--- PROBLEM ---
Can you transcribe every entry word for word, skipping the images?

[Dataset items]

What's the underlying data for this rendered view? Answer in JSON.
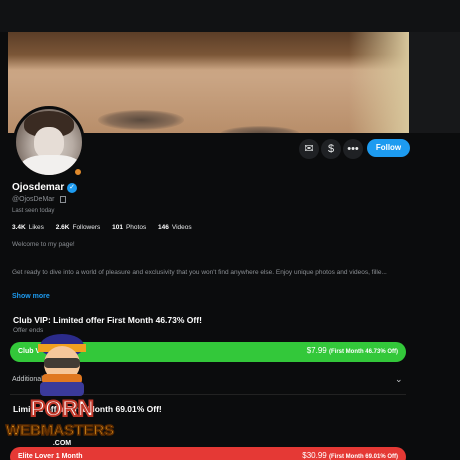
{
  "profile": {
    "name": "Ojosdemar",
    "handle": "@OjosDeMar",
    "last_seen": "Last seen today",
    "follow_label": "Follow"
  },
  "stats": {
    "likes_value": "3.4K",
    "likes_label": "Likes",
    "followers_value": "2.6K",
    "followers_label": "Followers",
    "photos_value": "101",
    "photos_label": "Photos",
    "videos_value": "146",
    "videos_label": "Videos"
  },
  "bio": {
    "welcome": "Welcome to my page!",
    "text": "Get ready to dive into a world of pleasure and exclusivity that you won't find anywhere else. Enjoy unique photos and videos, fille...",
    "show_more": "Show more"
  },
  "offer1": {
    "title": "Club VIP: Limited offer First Month 46.73% Off!",
    "subtitle": "Offer ends",
    "plan_name": "Club V",
    "price": "$7.99",
    "price_note": "(First Month 46.73% Off)",
    "color": "#33c83a"
  },
  "additional": {
    "label": "Additional Plans"
  },
  "offer2": {
    "title": "Limited offer First Month 69.01% Off!",
    "plan_name": "Elite Lover 1 Month",
    "price": "$30.99",
    "price_note": "(First Month 69.01% Off)",
    "color": "#e53935"
  },
  "watermark": {
    "line1": "PORN",
    "line2": "WEBMASTERS",
    "line3": ".COM"
  },
  "icons": {
    "message": "mail-icon",
    "tip": "dollar-icon",
    "more": "more-icon"
  },
  "colors": {
    "accent": "#1d9bf0",
    "online": "#e08a2c"
  }
}
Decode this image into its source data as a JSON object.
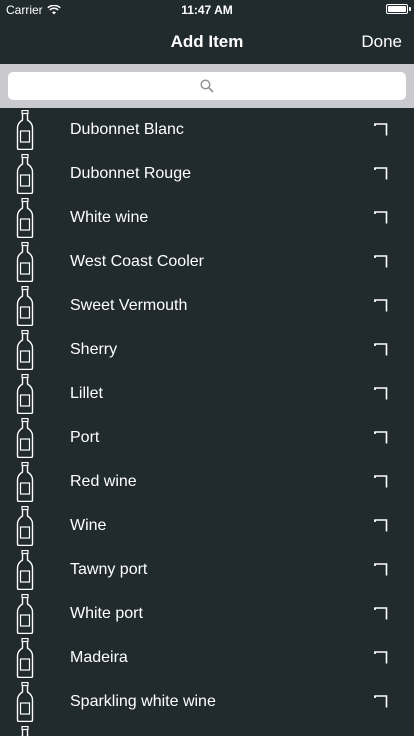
{
  "status_bar": {
    "carrier": "Carrier",
    "time": "11:47 AM"
  },
  "nav": {
    "title": "Add Item",
    "done_label": "Done"
  },
  "search": {
    "placeholder": "",
    "icon": "search-icon"
  },
  "items": [
    {
      "label": "Dubonnet Blanc"
    },
    {
      "label": "Dubonnet Rouge"
    },
    {
      "label": "White wine"
    },
    {
      "label": "West Coast Cooler"
    },
    {
      "label": "Sweet Vermouth"
    },
    {
      "label": "Sherry"
    },
    {
      "label": "Lillet"
    },
    {
      "label": "Port"
    },
    {
      "label": "Red wine"
    },
    {
      "label": "Wine"
    },
    {
      "label": "Tawny port"
    },
    {
      "label": "White port"
    },
    {
      "label": "Madeira"
    },
    {
      "label": "Sparkling white wine"
    }
  ],
  "colors": {
    "background": "#212b2e",
    "search_bar": "#c9c9ce",
    "text": "#ffffff"
  }
}
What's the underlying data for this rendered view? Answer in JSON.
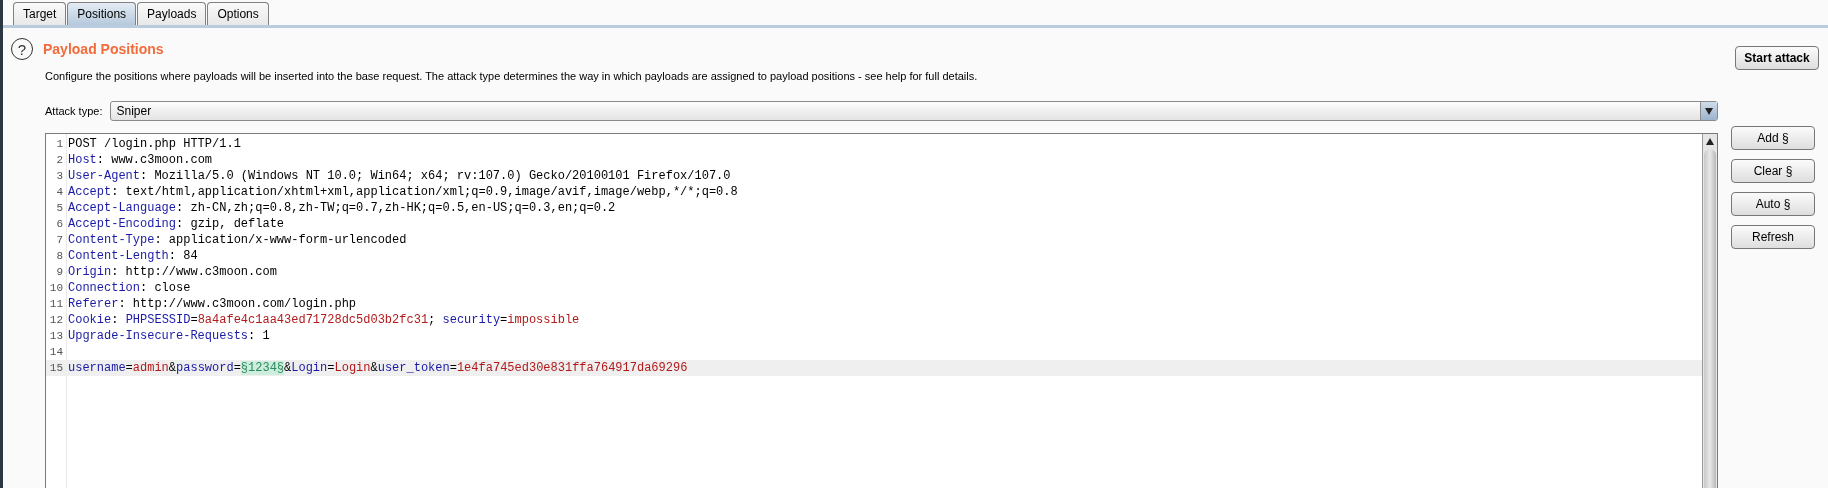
{
  "tabs": [
    {
      "label": "Target",
      "selected": false
    },
    {
      "label": "Positions",
      "selected": true
    },
    {
      "label": "Payloads",
      "selected": false
    },
    {
      "label": "Options",
      "selected": false
    }
  ],
  "help_icon": "?",
  "title": "Payload Positions",
  "description": "Configure the positions where payloads will be inserted into the base request. The attack type determines the way in which payloads are assigned to payload positions - see help for full details.",
  "start_button": "Start attack",
  "attack_type": {
    "label": "Attack type:",
    "value": "Sniper"
  },
  "editor": {
    "lines": [
      {
        "number": "1",
        "highlighted": false,
        "segments": [
          {
            "kind": "text",
            "text": "POST /login.php HTTP/1.1"
          }
        ]
      },
      {
        "number": "2",
        "highlighted": false,
        "segments": [
          {
            "kind": "key",
            "text": "Host"
          },
          {
            "kind": "text",
            "text": ": www.c3moon.com"
          }
        ]
      },
      {
        "number": "3",
        "highlighted": false,
        "segments": [
          {
            "kind": "key",
            "text": "User-Agent"
          },
          {
            "kind": "text",
            "text": ": Mozilla/5.0 (Windows NT 10.0; Win64; x64; rv:107.0) Gecko/20100101 Firefox/107.0"
          }
        ]
      },
      {
        "number": "4",
        "highlighted": false,
        "segments": [
          {
            "kind": "key",
            "text": "Accept"
          },
          {
            "kind": "text",
            "text": ": text/html,application/xhtml+xml,application/xml;q=0.9,image/avif,image/webp,*/*;q=0.8"
          }
        ]
      },
      {
        "number": "5",
        "highlighted": false,
        "segments": [
          {
            "kind": "key",
            "text": "Accept-Language"
          },
          {
            "kind": "text",
            "text": ": zh-CN,zh;q=0.8,zh-TW;q=0.7,zh-HK;q=0.5,en-US;q=0.3,en;q=0.2"
          }
        ]
      },
      {
        "number": "6",
        "highlighted": false,
        "segments": [
          {
            "kind": "key",
            "text": "Accept-Encoding"
          },
          {
            "kind": "text",
            "text": ": gzip, deflate"
          }
        ]
      },
      {
        "number": "7",
        "highlighted": false,
        "segments": [
          {
            "kind": "key",
            "text": "Content-Type"
          },
          {
            "kind": "text",
            "text": ": application/x-www-form-urlencoded"
          }
        ]
      },
      {
        "number": "8",
        "highlighted": false,
        "segments": [
          {
            "kind": "key",
            "text": "Content-Length"
          },
          {
            "kind": "text",
            "text": ": 84"
          }
        ]
      },
      {
        "number": "9",
        "highlighted": false,
        "segments": [
          {
            "kind": "key",
            "text": "Origin"
          },
          {
            "kind": "text",
            "text": ": http://www.c3moon.com"
          }
        ]
      },
      {
        "number": "10",
        "highlighted": false,
        "segments": [
          {
            "kind": "key",
            "text": "Connection"
          },
          {
            "kind": "text",
            "text": ": close"
          }
        ]
      },
      {
        "number": "11",
        "highlighted": false,
        "segments": [
          {
            "kind": "key",
            "text": "Referer"
          },
          {
            "kind": "text",
            "text": ": http://www.c3moon.com/login.php"
          }
        ]
      },
      {
        "number": "12",
        "highlighted": false,
        "segments": [
          {
            "kind": "key",
            "text": "Cookie"
          },
          {
            "kind": "text",
            "text": ": "
          },
          {
            "kind": "key",
            "text": "PHPSESSID"
          },
          {
            "kind": "text",
            "text": "="
          },
          {
            "kind": "value",
            "text": "8a4afe4c1aa43ed71728dc5d03b2fc31"
          },
          {
            "kind": "text",
            "text": "; "
          },
          {
            "kind": "key",
            "text": "security"
          },
          {
            "kind": "text",
            "text": "="
          },
          {
            "kind": "value",
            "text": "impossible"
          }
        ]
      },
      {
        "number": "13",
        "highlighted": false,
        "segments": [
          {
            "kind": "key",
            "text": "Upgrade-Insecure-Requests"
          },
          {
            "kind": "text",
            "text": ": 1"
          }
        ]
      },
      {
        "number": "14",
        "highlighted": false
      },
      {
        "number": "15",
        "highlighted": true,
        "segments": [
          {
            "kind": "key",
            "text": "username"
          },
          {
            "kind": "text",
            "text": "="
          },
          {
            "kind": "value",
            "text": "admin"
          },
          {
            "kind": "text",
            "text": "&"
          },
          {
            "kind": "key",
            "text": "password"
          },
          {
            "kind": "text",
            "text": "="
          },
          {
            "kind": "payload",
            "text": "§1234§"
          },
          {
            "kind": "text",
            "text": "&"
          },
          {
            "kind": "key",
            "text": "Login"
          },
          {
            "kind": "text",
            "text": "="
          },
          {
            "kind": "value",
            "text": "Login"
          },
          {
            "kind": "text",
            "text": "&"
          },
          {
            "kind": "key",
            "text": "user_token"
          },
          {
            "kind": "text",
            "text": "="
          },
          {
            "kind": "value",
            "text": "1e4fa745ed30e831ffa764917da69296"
          }
        ]
      }
    ]
  },
  "side_buttons": [
    "Add §",
    "Clear §",
    "Auto §",
    "Refresh"
  ]
}
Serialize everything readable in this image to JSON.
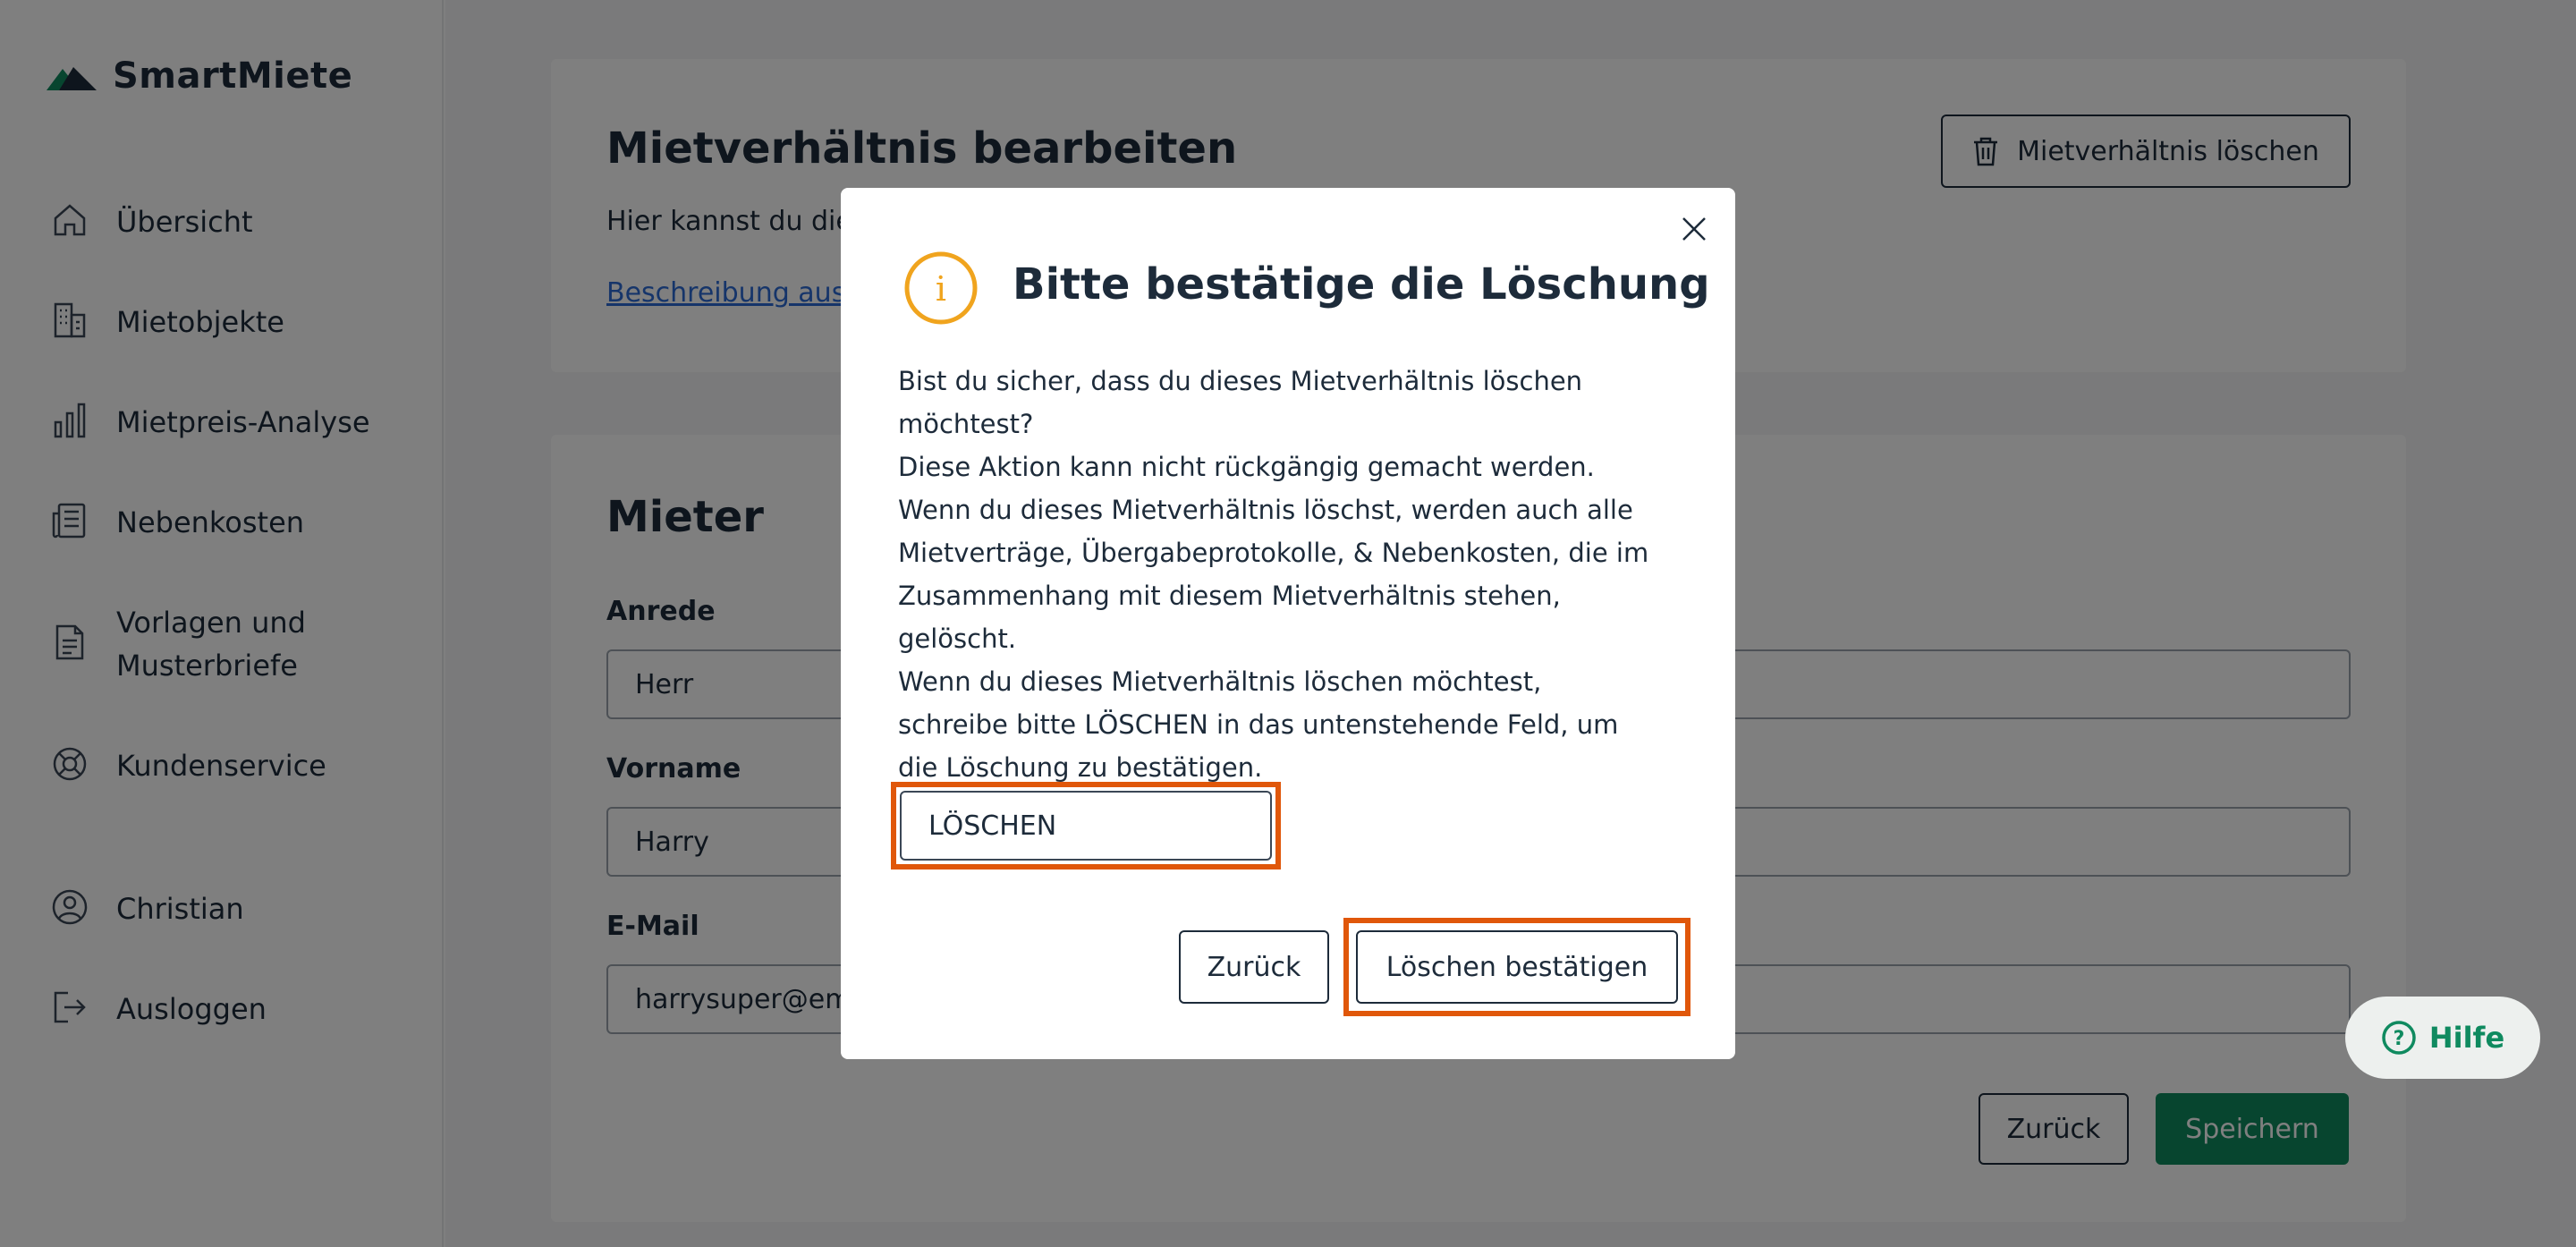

--- THE RESULT ---
What's the underlying data for this rendered view? Answer in JSON.
{
  "profile": {
    "name": "Ojosdemar",
    "handle": "@OjosDeMar",
    "last_seen": "Last seen today",
    "follow_label": "Follow"
  },
  "stats": {
    "likes_value": "3.4K",
    "likes_label": "Likes",
    "followers_value": "2.6K",
    "followers_label": "Followers",
    "photos_value": "101",
    "photos_label": "Photos",
    "videos_value": "146",
    "videos_label": "Videos"
  },
  "bio": {
    "welcome": "Welcome to my page!",
    "text": "Get ready to dive into a world of pleasure and exclusivity that you won't find anywhere else. Enjoy unique photos and videos, fille...",
    "show_more": "Show more"
  },
  "offer1": {
    "title": "Club VIP: Limited offer First Month 46.73% Off!",
    "subtitle": "Offer ends",
    "plan_name": "Club V",
    "price": "$7.99",
    "price_note": "(First Month 46.73% Off)",
    "color": "#33c83a"
  },
  "additional": {
    "label": "Additional Plans"
  },
  "offer2": {
    "title": "Limited offer First Month 69.01% Off!",
    "plan_name": "Elite Lover 1 Month",
    "price": "$30.99",
    "price_note": "(First Month 69.01% Off)",
    "color": "#e53935"
  },
  "watermark": {
    "line1": "PORN",
    "line2": "WEBMASTERS",
    "line3": ".COM"
  },
  "icons": {
    "message": "mail-icon",
    "tip": "dollar-icon",
    "more": "more-icon"
  },
  "colors": {
    "accent": "#1d9bf0",
    "online": "#e08a2c"
  }
}
Decode this image into its source data as a JSON object.
{
  "status_bar": {
    "carrier": "Carrier",
    "time": "11:47 AM"
  },
  "nav": {
    "title": "Add Item",
    "done_label": "Done"
  },
  "search": {
    "placeholder": "",
    "icon": "search-icon"
  },
  "items": [
    {
      "label": "Dubonnet Blanc"
    },
    {
      "label": "Dubonnet Rouge"
    },
    {
      "label": "White wine"
    },
    {
      "label": "West Coast Cooler"
    },
    {
      "label": "Sweet Vermouth"
    },
    {
      "label": "Sherry"
    },
    {
      "label": "Lillet"
    },
    {
      "label": "Port"
    },
    {
      "label": "Red wine"
    },
    {
      "label": "Wine"
    },
    {
      "label": "Tawny port"
    },
    {
      "label": "White port"
    },
    {
      "label": "Madeira"
    },
    {
      "label": "Sparkling white wine"
    }
  ],
  "colors": {
    "background": "#212b2e",
    "search_bar": "#c9c9ce",
    "text": "#ffffff"
  }
}
What's the underlying data for this rendered view? Answer in JSON.
{
  "tabs": [
    {
      "label": "Target",
      "selected": false
    },
    {
      "label": "Positions",
      "selected": true
    },
    {
      "label": "Payloads",
      "selected": false
    },
    {
      "label": "Options",
      "selected": false
    }
  ],
  "help_icon": "?",
  "title": "Payload Positions",
  "description": "Configure the positions where payloads will be inserted into the base request. The attack type determines the way in which payloads are assigned to payload positions - see help for full details.",
  "start_button": "Start attack",
  "attack_type": {
    "label": "Attack type:",
    "value": "Sniper"
  },
  "editor": {
    "lines": [
      {
        "number": "1",
        "highlighted": false,
        "segments": [
          {
            "kind": "text",
            "text": "POST /login.php HTTP/1.1"
          }
        ]
      },
      {
        "number": "2",
        "highlighted": false,
        "segments": [
          {
            "kind": "key",
            "text": "Host"
          },
          {
            "kind": "text",
            "text": ": www.c3moon.com"
          }
        ]
      },
      {
        "number": "3",
        "highlighted": false,
        "segments": [
          {
            "kind": "key",
            "text": "User-Agent"
          },
          {
            "kind": "text",
            "text": ": Mozilla/5.0 (Windows NT 10.0; Win64; x64; rv:107.0) Gecko/20100101 Firefox/107.0"
          }
        ]
      },
      {
        "number": "4",
        "highlighted": false,
        "segments": [
          {
            "kind": "key",
            "text": "Accept"
          },
          {
            "kind": "text",
            "text": ": text/html,application/xhtml+xml,application/xml;q=0.9,image/avif,image/webp,*/*;q=0.8"
          }
        ]
      },
      {
        "number": "5",
        "highlighted": false,
        "segments": [
          {
            "kind": "key",
            "text": "Accept-Language"
          },
          {
            "kind": "text",
            "text": ": zh-CN,zh;q=0.8,zh-TW;q=0.7,zh-HK;q=0.5,en-US;q=0.3,en;q=0.2"
          }
        ]
      },
      {
        "number": "6",
        "highlighted": false,
        "segments": [
          {
            "kind": "key",
            "text": "Accept-Encoding"
          },
          {
            "kind": "text",
            "text": ": gzip, deflate"
          }
        ]
      },
      {
        "number": "7",
        "highlighted": false,
        "segments": [
          {
            "kind": "key",
            "text": "Content-Type"
          },
          {
            "kind": "text",
            "text": ": application/x-www-form-urlencoded"
          }
        ]
      },
      {
        "number": "8",
        "highlighted": false,
        "segments": [
          {
            "kind": "key",
            "text": "Content-Length"
          },
          {
            "kind": "text",
            "text": ": 84"
          }
        ]
      },
      {
        "number": "9",
        "highlighted": false,
        "segments": [
          {
            "kind": "key",
            "text": "Origin"
          },
          {
            "kind": "text",
            "text": ": http://www.c3moon.com"
          }
        ]
      },
      {
        "number": "10",
        "highlighted": false,
        "segments": [
          {
            "kind": "key",
            "text": "Connection"
          },
          {
            "kind": "text",
            "text": ": close"
          }
        ]
      },
      {
        "number": "11",
        "highlighted": false,
        "segments": [
          {
            "kind": "key",
            "text": "Referer"
          },
          {
            "kind": "text",
            "text": ": http://www.c3moon.com/login.php"
          }
        ]
      },
      {
        "number": "12",
        "highlighted": false,
        "segments": [
          {
            "kind": "key",
            "text": "Cookie"
          },
          {
            "kind": "text",
            "text": ": "
          },
          {
            "kind": "key",
            "text": "PHPSESSID"
          },
          {
            "kind": "text",
            "text": "="
          },
          {
            "kind": "value",
            "text": "8a4afe4c1aa43ed71728dc5d03b2fc31"
          },
          {
            "kind": "text",
            "text": "; "
          },
          {
            "kind": "key",
            "text": "security"
          },
          {
            "kind": "text",
            "text": "="
          },
          {
            "kind": "value",
            "text": "impossible"
          }
        ]
      },
      {
        "number": "13",
        "highlighted": false,
        "segments": [
          {
            "kind": "key",
            "text": "Upgrade-Insecure-Requests"
          },
          {
            "kind": "text",
            "text": ": 1"
          }
        ]
      },
      {
        "number": "14",
        "highlighted": false
      },
      {
        "number": "15",
        "highlighted": true,
        "segments": [
          {
            "kind": "key",
            "text": "username"
          },
          {
            "kind": "text",
            "text": "="
          },
          {
            "kind": "value",
            "text": "admin"
          },
          {
            "kind": "text",
            "text": "&"
          },
          {
            "kind": "key",
            "text": "password"
          },
          {
            "kind": "text",
            "text": "="
          },
          {
            "kind": "payload",
            "text": "§1234§"
          },
          {
            "kind": "text",
            "text": "&"
          },
          {
            "kind": "key",
            "text": "Login"
          },
          {
            "kind": "text",
            "text": "="
          },
          {
            "kind": "value",
            "text": "Login"
          },
          {
            "kind": "text",
            "text": "&"
          },
          {
            "kind": "key",
            "text": "user_token"
          },
          {
            "kind": "text",
            "text": "="
          },
          {
            "kind": "value",
            "text": "1e4fa745ed30e831ffa764917da69296"
          }
        ]
      }
    ]
  },
  "side_buttons": [
    "Add §",
    "Clear §",
    "Auto §",
    "Refresh"
  ]
}
Serialize everything readable in this image to JSON.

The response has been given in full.